[Supplied entries]
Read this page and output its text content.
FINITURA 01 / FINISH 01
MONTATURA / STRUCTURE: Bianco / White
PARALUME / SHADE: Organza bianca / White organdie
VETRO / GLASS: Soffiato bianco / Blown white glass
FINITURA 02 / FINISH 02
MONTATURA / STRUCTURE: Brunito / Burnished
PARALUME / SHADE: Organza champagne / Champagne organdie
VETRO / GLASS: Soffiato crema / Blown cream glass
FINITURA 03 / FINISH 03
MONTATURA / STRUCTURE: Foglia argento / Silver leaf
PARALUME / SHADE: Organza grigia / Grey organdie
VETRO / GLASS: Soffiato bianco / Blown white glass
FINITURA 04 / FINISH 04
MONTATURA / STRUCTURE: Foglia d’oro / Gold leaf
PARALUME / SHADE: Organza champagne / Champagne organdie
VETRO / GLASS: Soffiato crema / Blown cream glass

[Problem statement] Give the entries again in full, exactly as they are written.

[The answer]
Read this page and output its text content.
FINITURA 01 / FINISH 01
MONTATURA / STRUCTURE: Bianco / White
PARALUME / SHADE: Organza bianca / White organdie
VETRO / GLASS: Soffiato bianco / Blown white glass
FINITURA 02 / FINISH 02
MONTATURA / STRUCTURE: Brunito / Burnished
PARALUME / SHADE: Organza champagne / Champagne organdie
VETRO / GLASS: Soffiato crema / Blown cream glass
FINITURA 03 / FINISH 03
MONTATURA / STRUCTURE: Foglia argento / Silver leaf
PARALUME / SHADE: Organza grigia / Grey organdie
VETRO / GLASS: Soffiato bianco / Blown white glass
FINITURA 04 / FINISH 04
MONTATURA / STRUCTURE: Foglia d’oro / Gold leaf
PARALUME / SHADE: Organza champagne / Champagne organdie
VETRO / GLASS: Soffiato crema / Blown cream glass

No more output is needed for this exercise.